> [SUPPLIED INFORMATION]
------------------------------------------------------------------------
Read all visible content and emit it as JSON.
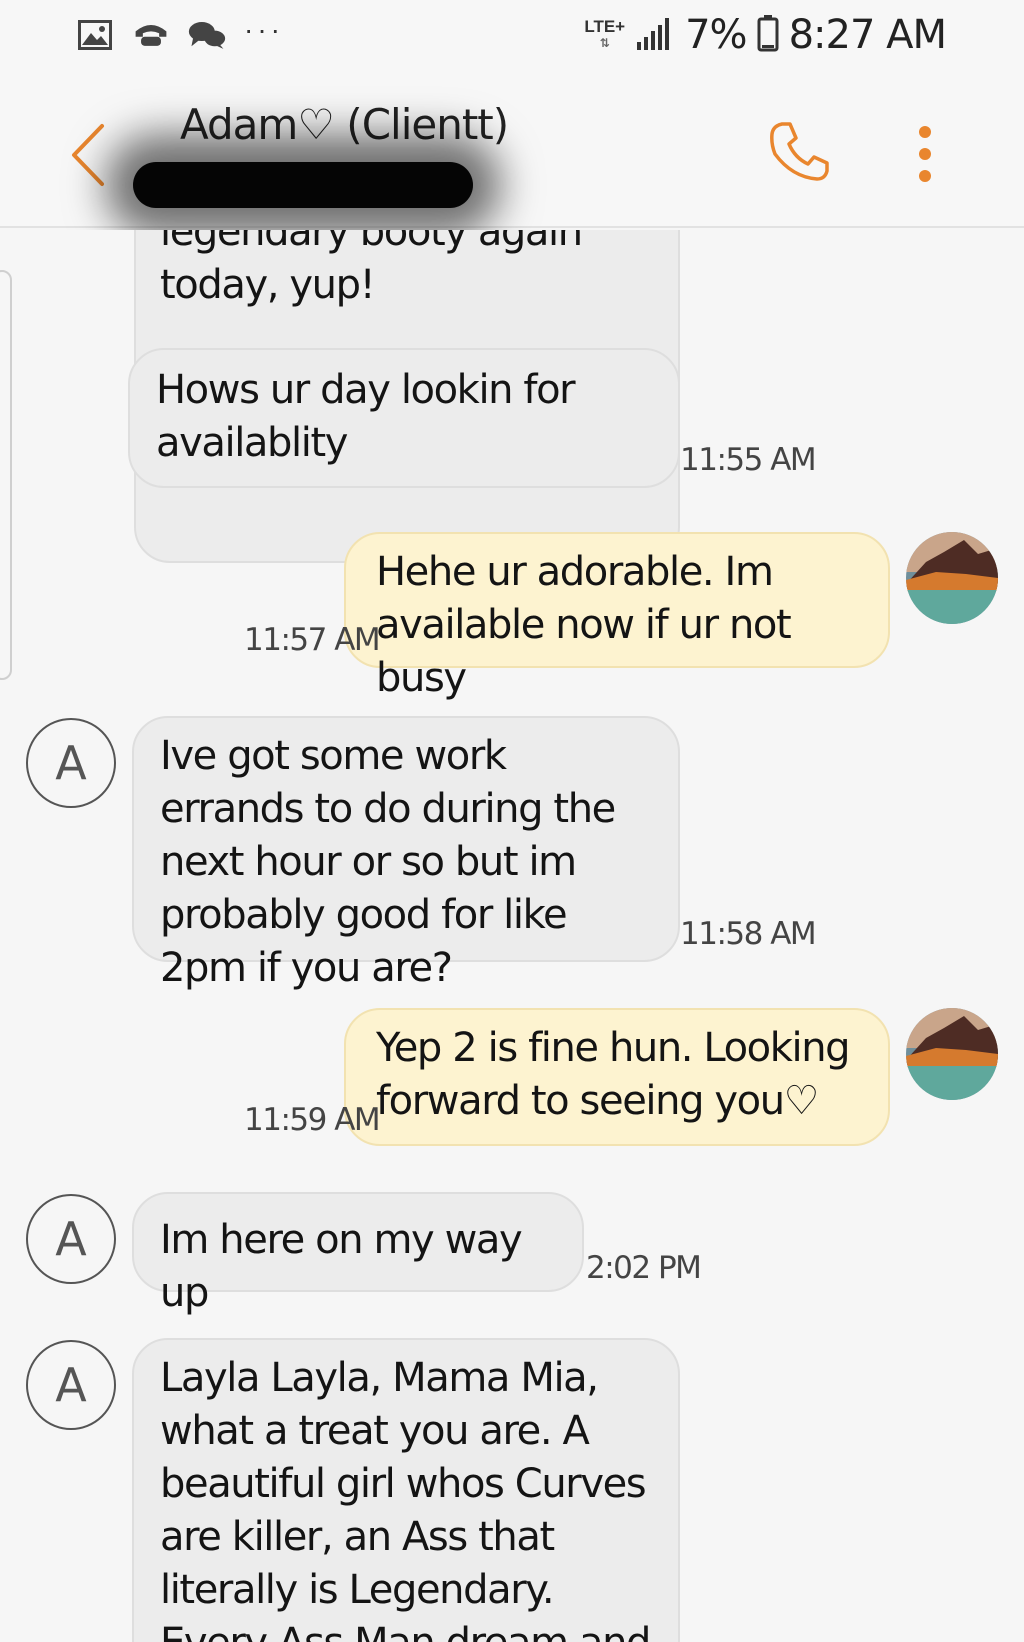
{
  "status_bar": {
    "icons": [
      "gallery-icon",
      "voicemail-icon",
      "chat-bubbles-icon"
    ],
    "more": "···",
    "network": "LTE+",
    "network_arrows": "⇅",
    "battery": "7%",
    "time": "8:27 AM"
  },
  "header": {
    "contact_name": "Adam♡ (Clientt)"
  },
  "colors": {
    "accent": "#e9862e",
    "incoming_bubble": "#ececec",
    "outgoing_bubble": "#fdf3d0",
    "background": "#f6f6f6"
  },
  "messages": [
    {
      "direction": "incoming",
      "text": "legendary booty again today, yup!",
      "time": ""
    },
    {
      "direction": "incoming",
      "text": "Hows ur day lookin for availablity",
      "time": "11:55 AM"
    },
    {
      "direction": "outgoing",
      "text": "Hehe ur adorable.  Im available now if ur not busy",
      "time": "11:57 AM"
    },
    {
      "direction": "incoming",
      "avatar": "A",
      "text": "Ive got some work errands to do during the next hour or so but im probably good for like 2pm if you are?",
      "time": "11:58 AM"
    },
    {
      "direction": "outgoing",
      "text": "Yep 2 is fine hun. Looking forward to seeing you♡",
      "time": "11:59 AM"
    },
    {
      "direction": "incoming",
      "avatar": "A",
      "text": "Im here on my way up",
      "time": "2:02 PM"
    },
    {
      "direction": "incoming",
      "avatar": "A",
      "text": "Layla Layla, Mama Mia, what a  treat you are. A beautiful girl whos Curves are killer, an Ass that literally is Legendary. Every Ass Man dream and a",
      "time": ""
    }
  ]
}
------------------------------------------------------------------------
> [WHAT THE TASK ASKS] Print out the whole of the material word for word, without pictures.

> [OUTPUT BELOW]
Read all visible content and emit it as JSON.
{
  "status_bar": {
    "icons": [
      "gallery-icon",
      "voicemail-icon",
      "chat-bubbles-icon"
    ],
    "more": "···",
    "network": "LTE+",
    "network_arrows": "⇅",
    "battery": "7%",
    "time": "8:27 AM"
  },
  "header": {
    "contact_name": "Adam♡ (Clientt)"
  },
  "colors": {
    "accent": "#e9862e",
    "incoming_bubble": "#ececec",
    "outgoing_bubble": "#fdf3d0",
    "background": "#f6f6f6"
  },
  "messages": [
    {
      "direction": "incoming",
      "text": "legendary booty again today, yup!",
      "time": ""
    },
    {
      "direction": "incoming",
      "text": "Hows ur day lookin for availablity",
      "time": "11:55 AM"
    },
    {
      "direction": "outgoing",
      "text": "Hehe ur adorable.  Im available now if ur not busy",
      "time": "11:57 AM"
    },
    {
      "direction": "incoming",
      "avatar": "A",
      "text": "Ive got some work errands to do during the next hour or so but im probably good for like 2pm if you are?",
      "time": "11:58 AM"
    },
    {
      "direction": "outgoing",
      "text": "Yep 2 is fine hun. Looking forward to seeing you♡",
      "time": "11:59 AM"
    },
    {
      "direction": "incoming",
      "avatar": "A",
      "text": "Im here on my way up",
      "time": "2:02 PM"
    },
    {
      "direction": "incoming",
      "avatar": "A",
      "text": "Layla Layla, Mama Mia, what a  treat you are. A beautiful girl whos Curves are killer, an Ass that literally is Legendary. Every Ass Man dream and a",
      "time": ""
    }
  ]
}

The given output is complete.